● YOUR INSTRUCTIONS: Reproduce the data exactly and drop any pictures it holds.

· · · ·

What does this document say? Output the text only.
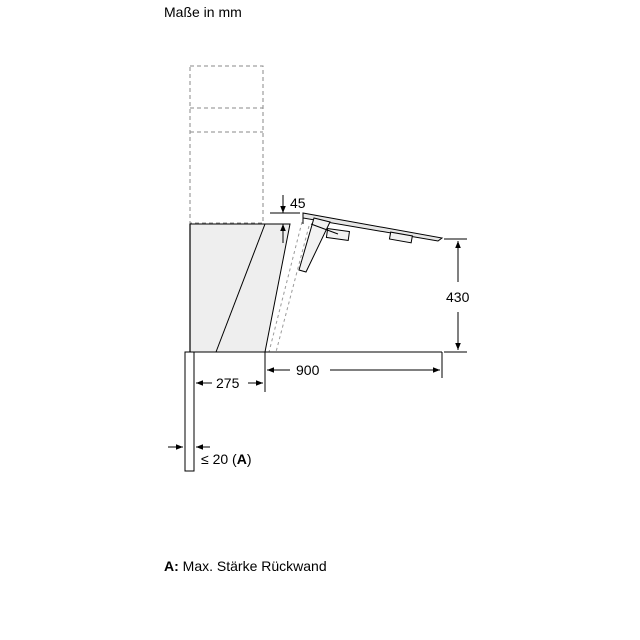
Maße in mm
45
430
900
275
≤ 20 (A)
A: Max. Stärke Rückwand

· · · ·

● RESPONSE:
What does this document say? Output the text only.
Maße in mm
45
430
900
275
≤ 20 (A)
A: Max. Stärke Rückwand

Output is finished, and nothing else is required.